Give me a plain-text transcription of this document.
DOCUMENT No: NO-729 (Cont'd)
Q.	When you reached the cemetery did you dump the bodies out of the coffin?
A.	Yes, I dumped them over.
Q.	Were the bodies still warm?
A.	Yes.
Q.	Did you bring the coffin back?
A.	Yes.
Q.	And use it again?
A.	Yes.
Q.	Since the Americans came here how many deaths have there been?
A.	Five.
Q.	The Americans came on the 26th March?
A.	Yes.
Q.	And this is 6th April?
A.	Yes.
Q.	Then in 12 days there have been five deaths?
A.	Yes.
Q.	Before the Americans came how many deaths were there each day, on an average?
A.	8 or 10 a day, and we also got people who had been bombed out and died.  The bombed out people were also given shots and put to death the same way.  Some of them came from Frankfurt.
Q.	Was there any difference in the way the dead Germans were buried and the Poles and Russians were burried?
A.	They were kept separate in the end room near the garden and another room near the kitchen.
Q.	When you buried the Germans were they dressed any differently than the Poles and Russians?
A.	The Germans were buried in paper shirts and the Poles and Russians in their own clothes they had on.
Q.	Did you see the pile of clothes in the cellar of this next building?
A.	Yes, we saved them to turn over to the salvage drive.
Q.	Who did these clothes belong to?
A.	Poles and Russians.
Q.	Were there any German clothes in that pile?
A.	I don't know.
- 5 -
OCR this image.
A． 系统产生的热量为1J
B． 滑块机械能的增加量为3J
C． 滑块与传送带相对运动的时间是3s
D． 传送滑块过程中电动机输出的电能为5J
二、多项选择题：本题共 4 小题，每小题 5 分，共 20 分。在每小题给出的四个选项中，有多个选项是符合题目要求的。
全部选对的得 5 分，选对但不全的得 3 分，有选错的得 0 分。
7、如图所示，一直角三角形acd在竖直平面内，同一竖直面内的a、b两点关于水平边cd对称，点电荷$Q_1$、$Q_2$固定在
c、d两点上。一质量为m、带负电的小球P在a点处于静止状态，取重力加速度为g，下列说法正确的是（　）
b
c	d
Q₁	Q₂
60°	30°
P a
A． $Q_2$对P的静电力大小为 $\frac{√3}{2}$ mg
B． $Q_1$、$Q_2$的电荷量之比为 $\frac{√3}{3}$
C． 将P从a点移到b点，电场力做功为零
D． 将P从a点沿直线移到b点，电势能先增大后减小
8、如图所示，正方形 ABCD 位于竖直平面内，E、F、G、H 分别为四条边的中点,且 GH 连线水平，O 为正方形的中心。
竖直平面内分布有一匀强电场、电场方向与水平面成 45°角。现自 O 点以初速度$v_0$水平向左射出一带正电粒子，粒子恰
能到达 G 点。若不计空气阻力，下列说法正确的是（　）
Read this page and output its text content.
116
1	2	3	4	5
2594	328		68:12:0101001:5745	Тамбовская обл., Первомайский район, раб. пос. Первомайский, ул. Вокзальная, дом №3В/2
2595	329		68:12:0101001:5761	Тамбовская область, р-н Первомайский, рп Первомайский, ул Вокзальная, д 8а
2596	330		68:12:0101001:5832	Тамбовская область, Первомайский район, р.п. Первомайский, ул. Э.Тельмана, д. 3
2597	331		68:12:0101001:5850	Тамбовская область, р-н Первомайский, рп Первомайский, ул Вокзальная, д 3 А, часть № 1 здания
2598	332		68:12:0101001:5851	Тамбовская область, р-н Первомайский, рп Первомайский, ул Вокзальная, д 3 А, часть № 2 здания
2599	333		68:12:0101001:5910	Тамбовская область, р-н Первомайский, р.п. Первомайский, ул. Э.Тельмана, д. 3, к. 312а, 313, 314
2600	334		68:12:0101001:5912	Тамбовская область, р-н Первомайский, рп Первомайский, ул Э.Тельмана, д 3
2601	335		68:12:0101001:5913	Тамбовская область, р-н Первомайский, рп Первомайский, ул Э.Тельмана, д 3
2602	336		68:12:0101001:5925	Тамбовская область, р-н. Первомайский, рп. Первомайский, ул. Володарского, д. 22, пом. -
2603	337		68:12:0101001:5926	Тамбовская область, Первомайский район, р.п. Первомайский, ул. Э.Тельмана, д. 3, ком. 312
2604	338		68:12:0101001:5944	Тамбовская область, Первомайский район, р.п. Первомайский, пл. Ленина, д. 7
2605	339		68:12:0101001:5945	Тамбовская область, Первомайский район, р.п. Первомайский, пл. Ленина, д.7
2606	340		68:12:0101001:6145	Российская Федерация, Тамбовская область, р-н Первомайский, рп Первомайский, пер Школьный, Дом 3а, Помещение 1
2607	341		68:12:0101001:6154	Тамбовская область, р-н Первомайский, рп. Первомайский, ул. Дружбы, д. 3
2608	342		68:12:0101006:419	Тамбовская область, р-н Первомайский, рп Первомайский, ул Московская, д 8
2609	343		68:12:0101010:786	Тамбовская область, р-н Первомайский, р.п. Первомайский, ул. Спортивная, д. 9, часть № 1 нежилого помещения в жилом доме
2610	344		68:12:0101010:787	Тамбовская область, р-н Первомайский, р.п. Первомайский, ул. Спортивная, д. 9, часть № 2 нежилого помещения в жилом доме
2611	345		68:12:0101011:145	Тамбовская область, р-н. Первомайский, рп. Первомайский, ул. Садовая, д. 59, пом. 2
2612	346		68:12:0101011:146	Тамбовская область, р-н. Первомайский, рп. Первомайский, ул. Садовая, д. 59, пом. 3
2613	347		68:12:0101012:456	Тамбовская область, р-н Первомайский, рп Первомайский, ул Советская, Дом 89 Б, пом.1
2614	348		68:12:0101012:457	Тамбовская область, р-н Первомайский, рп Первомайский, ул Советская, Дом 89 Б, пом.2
....
## [JOB]
Above are the records; copy all of them exactly.

## [ANSWER TO THE PROBLEM]
Give me a plain-text transcription of this document.
DOCUMENT No: NO-729 (Cont'd)
Q.	When you reached the cemetery did you dump the bodies out of the coffin?
A.	Yes, I dumped them over.
Q.	Were the bodies still warm?
A.	Yes.
Q.	Did you bring the coffin back?
A.	Yes.
Q.	And use it again?
A.	Yes.
Q.	Since the Americans came here how many deaths have there been?
A.	Five.
Q.	The Americans came on the 26th March?
A.	Yes.
Q.	And this is 6th April?
A.	Yes.
Q.	Then in 12 days there have been five deaths?
A.	Yes.
Q.	Before the Americans came how many deaths were there each day, on an average?
A.	8 or 10 a day, and we also got people who had been bombed out and died.  The bombed out people were also given shots and put to death the same way.  Some of them came from Frankfurt.
Q.	Was there any difference in the way the dead Germans were buried and the Poles and Russians were burried?
A.	They were kept separate in the end room near the garden and another room near the kitchen.
Q.	When you buried the Germans were they dressed any differently than the Poles and Russians?
A.	The Germans were buried in paper shirts and the Poles and Russians in their own clothes they had on.
Q.	Did you see the pile of clothes in the cellar of this next building?
A.	Yes, we saved them to turn over to the salvage drive.
Q.	Who did these clothes belong to?
A.	Poles and Russians.
Q.	Were there any German clothes in that pile?
A.	I don't know.
- 5 -
OCR this image.
A． 系统产生的热量为1J
B． 滑块机械能的增加量为3J
C． 滑块与传送带相对运动的时间是3s
D． 传送滑块过程中电动机输出的电能为5J
二、多项选择题：本题共 4 小题，每小题 5 分，共 20 分。在每小题给出的四个选项中，有多个选项是符合题目要求的。
全部选对的得 5 分，选对但不全的得 3 分，有选错的得 0 分。
7、如图所示，一直角三角形acd在竖直平面内，同一竖直面内的a、b两点关于水平边cd对称，点电荷$Q_1$、$Q_2$固定在
c、d两点上。一质量为m、带负电的小球P在a点处于静止状态，取重力加速度为g，下列说法正确的是（　）
b
c	d
Q₁	Q₂
60°	30°
P a
A． $Q_2$对P的静电力大小为 $\frac{√3}{2}$ mg
B． $Q_1$、$Q_2$的电荷量之比为 $\frac{√3}{3}$
C． 将P从a点移到b点，电场力做功为零
D． 将P从a点沿直线移到b点，电势能先增大后减小
8、如图所示，正方形 ABCD 位于竖直平面内，E、F、G、H 分别为四条边的中点,且 GH 连线水平，O 为正方形的中心。
竖直平面内分布有一匀强电场、电场方向与水平面成 45°角。现自 O 点以初速度$v_0$水平向左射出一带正电粒子，粒子恰
能到达 G 点。若不计空气阻力，下列说法正确的是（　）
Read this page and output its text content.
116
1	2	3	4	5
2594	328		68:12:0101001:5745	Тамбовская обл., Первомайский район, раб. пос. Первомайский, ул. Вокзальная, дом №3В/2
2595	329		68:12:0101001:5761	Тамбовская область, р-н Первомайский, рп Первомайский, ул Вокзальная, д 8а
2596	330		68:12:0101001:5832	Тамбовская область, Первомайский район, р.п. Первомайский, ул. Э.Тельмана, д. 3
2597	331		68:12:0101001:5850	Тамбовская область, р-н Первомайский, рп Первомайский, ул Вокзальная, д 3 А, часть № 1 здания
2598	332		68:12:0101001:5851	Тамбовская область, р-н Первомайский, рп Первомайский, ул Вокзальная, д 3 А, часть № 2 здания
2599	333		68:12:0101001:5910	Тамбовская область, р-н Первомайский, р.п. Первомайский, ул. Э.Тельмана, д. 3, к. 312а, 313, 314
2600	334		68:12:0101001:5912	Тамбовская область, р-н Первомайский, рп Первомайский, ул Э.Тельмана, д 3
2601	335		68:12:0101001:5913	Тамбовская область, р-н Первомайский, рп Первомайский, ул Э.Тельмана, д 3
2602	336		68:12:0101001:5925	Тамбовская область, р-н. Первомайский, рп. Первомайский, ул. Володарского, д. 22, пом. -
2603	337		68:12:0101001:5926	Тамбовская область, Первомайский район, р.п. Первомайский, ул. Э.Тельмана, д. 3, ком. 312
2604	338		68:12:0101001:5944	Тамбовская область, Первомайский район, р.п. Первомайский, пл. Ленина, д. 7
2605	339		68:12:0101001:5945	Тамбовская область, Первомайский район, р.п. Первомайский, пл. Ленина, д.7
2606	340		68:12:0101001:6145	Российская Федерация, Тамбовская область, р-н Первомайский, рп Первомайский, пер Школьный, Дом 3а, Помещение 1
2607	341		68:12:0101001:6154	Тамбовская область, р-н Первомайский, рп. Первомайский, ул. Дружбы, д. 3
2608	342		68:12:0101006:419	Тамбовская область, р-н Первомайский, рп Первомайский, ул Московская, д 8
2609	343		68:12:0101010:786	Тамбовская область, р-н Первомайский, р.п. Первомайский, ул. Спортивная, д. 9, часть № 1 нежилого помещения в жилом доме
2610	344		68:12:0101010:787	Тамбовская область, р-н Первомайский, р.п. Первомайский, ул. Спортивная, д. 9, часть № 2 нежилого помещения в жилом доме
2611	345		68:12:0101011:145	Тамбовская область, р-н. Первомайский, рп. Первомайский, ул. Садовая, д. 59, пом. 2
2612	346		68:12:0101011:146	Тамбовская область, р-н. Первомайский, рп. Первомайский, ул. Садовая, д. 59, пом. 3
2613	347		68:12:0101012:456	Тамбовская область, р-н Первомайский, рп Первомайский, ул Советская, Дом 89 Б, пом.1
2614	348		68:12:0101012:457	Тамбовская область, р-н Первомайский, рп Первомайский, ул Советская, Дом 89 Б, пом.2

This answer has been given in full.